■ **What you are asked to do**:
Output all of the data below exactly as given.

-- begin Given data --

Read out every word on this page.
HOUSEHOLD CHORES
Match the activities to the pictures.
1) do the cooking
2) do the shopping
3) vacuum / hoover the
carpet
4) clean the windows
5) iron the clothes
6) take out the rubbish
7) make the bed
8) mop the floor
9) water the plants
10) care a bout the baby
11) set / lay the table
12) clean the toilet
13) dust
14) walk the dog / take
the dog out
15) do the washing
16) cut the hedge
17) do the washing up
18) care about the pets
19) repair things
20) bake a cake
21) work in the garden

-- end Given data --

■ **Response**:
Read out every word on this page.
HOUSEHOLD CHORES
Match the activities to the pictures.
1) do the cooking
2) do the shopping
3) vacuum / hoover the
carpet
4) clean the windows
5) iron the clothes
6) take out the rubbish
7) make the bed
8) mop the floor
9) water the plants
10) care a bout the baby
11) set / lay the table
12) clean the toilet
13) dust
14) walk the dog / take
the dog out
15) do the washing
16) cut the hedge
17) do the washing up
18) care about the pets
19) repair things
20) bake a cake
21) work in the garden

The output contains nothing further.